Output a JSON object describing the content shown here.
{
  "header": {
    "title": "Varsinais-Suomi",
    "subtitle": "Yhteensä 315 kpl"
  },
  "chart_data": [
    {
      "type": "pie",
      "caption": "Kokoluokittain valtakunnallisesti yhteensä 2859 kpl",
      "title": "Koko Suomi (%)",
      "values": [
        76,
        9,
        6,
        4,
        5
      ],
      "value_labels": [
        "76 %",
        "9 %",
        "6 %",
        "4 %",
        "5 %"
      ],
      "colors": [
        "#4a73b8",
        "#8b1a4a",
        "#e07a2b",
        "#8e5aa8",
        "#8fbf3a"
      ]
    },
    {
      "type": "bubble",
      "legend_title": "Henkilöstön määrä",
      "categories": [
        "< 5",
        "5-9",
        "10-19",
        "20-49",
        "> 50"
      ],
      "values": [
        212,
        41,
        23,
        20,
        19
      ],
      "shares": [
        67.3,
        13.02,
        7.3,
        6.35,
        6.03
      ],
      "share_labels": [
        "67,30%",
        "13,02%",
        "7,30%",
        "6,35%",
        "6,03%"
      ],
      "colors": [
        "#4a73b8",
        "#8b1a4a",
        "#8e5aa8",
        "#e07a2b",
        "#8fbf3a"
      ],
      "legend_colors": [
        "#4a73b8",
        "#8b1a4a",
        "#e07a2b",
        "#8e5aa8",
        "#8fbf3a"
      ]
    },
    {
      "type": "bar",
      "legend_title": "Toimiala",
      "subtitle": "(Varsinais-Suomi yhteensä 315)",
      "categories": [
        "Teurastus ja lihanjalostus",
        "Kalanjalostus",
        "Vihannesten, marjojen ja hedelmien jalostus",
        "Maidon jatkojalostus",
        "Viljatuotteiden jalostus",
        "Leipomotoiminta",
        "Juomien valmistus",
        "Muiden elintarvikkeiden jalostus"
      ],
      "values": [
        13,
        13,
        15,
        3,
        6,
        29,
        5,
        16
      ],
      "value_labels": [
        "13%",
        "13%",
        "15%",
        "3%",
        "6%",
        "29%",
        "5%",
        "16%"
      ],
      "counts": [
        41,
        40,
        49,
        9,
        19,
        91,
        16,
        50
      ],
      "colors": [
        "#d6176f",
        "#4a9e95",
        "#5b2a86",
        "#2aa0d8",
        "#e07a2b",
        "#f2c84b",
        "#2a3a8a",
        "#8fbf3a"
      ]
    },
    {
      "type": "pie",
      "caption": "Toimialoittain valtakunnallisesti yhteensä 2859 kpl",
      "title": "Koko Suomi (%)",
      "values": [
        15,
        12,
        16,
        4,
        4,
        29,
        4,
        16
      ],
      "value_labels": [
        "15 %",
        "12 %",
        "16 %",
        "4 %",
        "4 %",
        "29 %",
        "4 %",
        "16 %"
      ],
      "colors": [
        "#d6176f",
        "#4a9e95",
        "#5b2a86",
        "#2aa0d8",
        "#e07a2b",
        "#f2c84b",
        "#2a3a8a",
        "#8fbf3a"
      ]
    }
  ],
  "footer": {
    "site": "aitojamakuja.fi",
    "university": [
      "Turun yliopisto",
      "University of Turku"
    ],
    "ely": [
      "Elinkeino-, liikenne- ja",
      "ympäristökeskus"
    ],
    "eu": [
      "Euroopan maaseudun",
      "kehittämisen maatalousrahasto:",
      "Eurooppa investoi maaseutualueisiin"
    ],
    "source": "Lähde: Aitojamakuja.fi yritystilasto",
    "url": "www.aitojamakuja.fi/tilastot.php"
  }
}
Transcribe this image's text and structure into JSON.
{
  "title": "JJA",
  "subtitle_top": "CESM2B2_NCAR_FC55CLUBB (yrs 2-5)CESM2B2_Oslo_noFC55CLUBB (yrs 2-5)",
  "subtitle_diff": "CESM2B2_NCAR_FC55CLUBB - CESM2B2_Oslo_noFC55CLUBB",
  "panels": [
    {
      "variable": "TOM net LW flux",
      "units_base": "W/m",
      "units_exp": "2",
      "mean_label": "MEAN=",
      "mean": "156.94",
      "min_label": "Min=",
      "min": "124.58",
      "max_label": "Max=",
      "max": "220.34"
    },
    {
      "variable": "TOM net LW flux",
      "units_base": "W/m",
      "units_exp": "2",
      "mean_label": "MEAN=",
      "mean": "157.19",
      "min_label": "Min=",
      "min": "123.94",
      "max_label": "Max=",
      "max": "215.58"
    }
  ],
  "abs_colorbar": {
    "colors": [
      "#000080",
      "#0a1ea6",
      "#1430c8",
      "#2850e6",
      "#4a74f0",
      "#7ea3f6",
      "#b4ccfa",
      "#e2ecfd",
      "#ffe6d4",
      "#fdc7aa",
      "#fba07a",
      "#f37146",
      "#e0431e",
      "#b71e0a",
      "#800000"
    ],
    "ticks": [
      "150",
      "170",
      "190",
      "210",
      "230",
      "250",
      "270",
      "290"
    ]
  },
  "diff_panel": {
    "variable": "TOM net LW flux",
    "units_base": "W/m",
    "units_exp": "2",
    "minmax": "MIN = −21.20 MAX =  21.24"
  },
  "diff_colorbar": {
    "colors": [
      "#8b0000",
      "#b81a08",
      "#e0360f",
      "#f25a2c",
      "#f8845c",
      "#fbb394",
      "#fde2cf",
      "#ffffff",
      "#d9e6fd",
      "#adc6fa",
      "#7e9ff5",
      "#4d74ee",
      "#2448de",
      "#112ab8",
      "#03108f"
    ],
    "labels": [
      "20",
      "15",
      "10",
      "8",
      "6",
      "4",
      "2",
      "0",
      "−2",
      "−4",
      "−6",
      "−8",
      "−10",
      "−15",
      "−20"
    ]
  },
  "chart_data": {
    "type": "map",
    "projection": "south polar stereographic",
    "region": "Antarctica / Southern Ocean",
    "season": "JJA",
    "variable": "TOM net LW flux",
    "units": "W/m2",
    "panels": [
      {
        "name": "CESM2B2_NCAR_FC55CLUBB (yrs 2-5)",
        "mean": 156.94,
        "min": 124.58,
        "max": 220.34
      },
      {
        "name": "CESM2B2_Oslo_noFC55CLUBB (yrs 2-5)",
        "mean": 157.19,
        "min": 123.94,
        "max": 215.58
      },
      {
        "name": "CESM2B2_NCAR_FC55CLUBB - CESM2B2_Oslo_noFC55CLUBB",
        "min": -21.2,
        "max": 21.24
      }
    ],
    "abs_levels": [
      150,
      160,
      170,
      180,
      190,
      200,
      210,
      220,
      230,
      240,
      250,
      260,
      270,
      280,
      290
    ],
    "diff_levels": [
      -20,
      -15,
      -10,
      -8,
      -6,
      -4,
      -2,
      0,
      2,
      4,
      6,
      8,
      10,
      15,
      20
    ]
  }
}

---------------

Extract every line above exactly as it stands.

Output a JSON object describing the content shown here.
{
  "header": {
    "title": "Varsinais-Suomi",
    "subtitle": "Yhteensä 315 kpl"
  },
  "chart_data": [
    {
      "type": "pie",
      "caption": "Kokoluokittain valtakunnallisesti yhteensä 2859 kpl",
      "title": "Koko Suomi (%)",
      "values": [
        76,
        9,
        6,
        4,
        5
      ],
      "value_labels": [
        "76 %",
        "9 %",
        "6 %",
        "4 %",
        "5 %"
      ],
      "colors": [
        "#4a73b8",
        "#8b1a4a",
        "#e07a2b",
        "#8e5aa8",
        "#8fbf3a"
      ]
    },
    {
      "type": "bubble",
      "legend_title": "Henkilöstön määrä",
      "categories": [
        "< 5",
        "5-9",
        "10-19",
        "20-49",
        "> 50"
      ],
      "values": [
        212,
        41,
        23,
        20,
        19
      ],
      "shares": [
        67.3,
        13.02,
        7.3,
        6.35,
        6.03
      ],
      "share_labels": [
        "67,30%",
        "13,02%",
        "7,30%",
        "6,35%",
        "6,03%"
      ],
      "colors": [
        "#4a73b8",
        "#8b1a4a",
        "#8e5aa8",
        "#e07a2b",
        "#8fbf3a"
      ],
      "legend_colors": [
        "#4a73b8",
        "#8b1a4a",
        "#e07a2b",
        "#8e5aa8",
        "#8fbf3a"
      ]
    },
    {
      "type": "bar",
      "legend_title": "Toimiala",
      "subtitle": "(Varsinais-Suomi yhteensä 315)",
      "categories": [
        "Teurastus ja lihanjalostus",
        "Kalanjalostus",
        "Vihannesten, marjojen ja hedelmien jalostus",
        "Maidon jatkojalostus",
        "Viljatuotteiden jalostus",
        "Leipomotoiminta",
        "Juomien valmistus",
        "Muiden elintarvikkeiden jalostus"
      ],
      "values": [
        13,
        13,
        15,
        3,
        6,
        29,
        5,
        16
      ],
      "value_labels": [
        "13%",
        "13%",
        "15%",
        "3%",
        "6%",
        "29%",
        "5%",
        "16%"
      ],
      "counts": [
        41,
        40,
        49,
        9,
        19,
        91,
        16,
        50
      ],
      "colors": [
        "#d6176f",
        "#4a9e95",
        "#5b2a86",
        "#2aa0d8",
        "#e07a2b",
        "#f2c84b",
        "#2a3a8a",
        "#8fbf3a"
      ]
    },
    {
      "type": "pie",
      "caption": "Toimialoittain valtakunnallisesti yhteensä 2859 kpl",
      "title": "Koko Suomi (%)",
      "values": [
        15,
        12,
        16,
        4,
        4,
        29,
        4,
        16
      ],
      "value_labels": [
        "15 %",
        "12 %",
        "16 %",
        "4 %",
        "4 %",
        "29 %",
        "4 %",
        "16 %"
      ],
      "colors": [
        "#d6176f",
        "#4a9e95",
        "#5b2a86",
        "#2aa0d8",
        "#e07a2b",
        "#f2c84b",
        "#2a3a8a",
        "#8fbf3a"
      ]
    }
  ],
  "footer": {
    "site": "aitojamakuja.fi",
    "university": [
      "Turun yliopisto",
      "University of Turku"
    ],
    "ely": [
      "Elinkeino-, liikenne- ja",
      "ympäristökeskus"
    ],
    "eu": [
      "Euroopan maaseudun",
      "kehittämisen maatalousrahasto:",
      "Eurooppa investoi maaseutualueisiin"
    ],
    "source": "Lähde: Aitojamakuja.fi yritystilasto",
    "url": "www.aitojamakuja.fi/tilastot.php"
  }
}
Transcribe this image's text and structure into JSON.
{
  "title": "JJA",
  "subtitle_top": "CESM2B2_NCAR_FC55CLUBB (yrs 2-5)CESM2B2_Oslo_noFC55CLUBB (yrs 2-5)",
  "subtitle_diff": "CESM2B2_NCAR_FC55CLUBB - CESM2B2_Oslo_noFC55CLUBB",
  "panels": [
    {
      "variable": "TOM net LW flux",
      "units_base": "W/m",
      "units_exp": "2",
      "mean_label": "MEAN=",
      "mean": "156.94",
      "min_label": "Min=",
      "min": "124.58",
      "max_label": "Max=",
      "max": "220.34"
    },
    {
      "variable": "TOM net LW flux",
      "units_base": "W/m",
      "units_exp": "2",
      "mean_label": "MEAN=",
      "mean": "157.19",
      "min_label": "Min=",
      "min": "123.94",
      "max_label": "Max=",
      "max": "215.58"
    }
  ],
  "abs_colorbar": {
    "colors": [
      "#000080",
      "#0a1ea6",
      "#1430c8",
      "#2850e6",
      "#4a74f0",
      "#7ea3f6",
      "#b4ccfa",
      "#e2ecfd",
      "#ffe6d4",
      "#fdc7aa",
      "#fba07a",
      "#f37146",
      "#e0431e",
      "#b71e0a",
      "#800000"
    ],
    "ticks": [
      "150",
      "170",
      "190",
      "210",
      "230",
      "250",
      "270",
      "290"
    ]
  },
  "diff_panel": {
    "variable": "TOM net LW flux",
    "units_base": "W/m",
    "units_exp": "2",
    "minmax": "MIN = −21.20 MAX =  21.24"
  },
  "diff_colorbar": {
    "colors": [
      "#8b0000",
      "#b81a08",
      "#e0360f",
      "#f25a2c",
      "#f8845c",
      "#fbb394",
      "#fde2cf",
      "#ffffff",
      "#d9e6fd",
      "#adc6fa",
      "#7e9ff5",
      "#4d74ee",
      "#2448de",
      "#112ab8",
      "#03108f"
    ],
    "labels": [
      "20",
      "15",
      "10",
      "8",
      "6",
      "4",
      "2",
      "0",
      "−2",
      "−4",
      "−6",
      "−8",
      "−10",
      "−15",
      "−20"
    ]
  },
  "chart_data": {
    "type": "map",
    "projection": "south polar stereographic",
    "region": "Antarctica / Southern Ocean",
    "season": "JJA",
    "variable": "TOM net LW flux",
    "units": "W/m2",
    "panels": [
      {
        "name": "CESM2B2_NCAR_FC55CLUBB (yrs 2-5)",
        "mean": 156.94,
        "min": 124.58,
        "max": 220.34
      },
      {
        "name": "CESM2B2_Oslo_noFC55CLUBB (yrs 2-5)",
        "mean": 157.19,
        "min": 123.94,
        "max": 215.58
      },
      {
        "name": "CESM2B2_NCAR_FC55CLUBB - CESM2B2_Oslo_noFC55CLUBB",
        "min": -21.2,
        "max": 21.24
      }
    ],
    "abs_levels": [
      150,
      160,
      170,
      180,
      190,
      200,
      210,
      220,
      230,
      240,
      250,
      260,
      270,
      280,
      290
    ],
    "diff_levels": [
      -20,
      -15,
      -10,
      -8,
      -6,
      -4,
      -2,
      0,
      2,
      4,
      6,
      8,
      10,
      15,
      20
    ]
  }
}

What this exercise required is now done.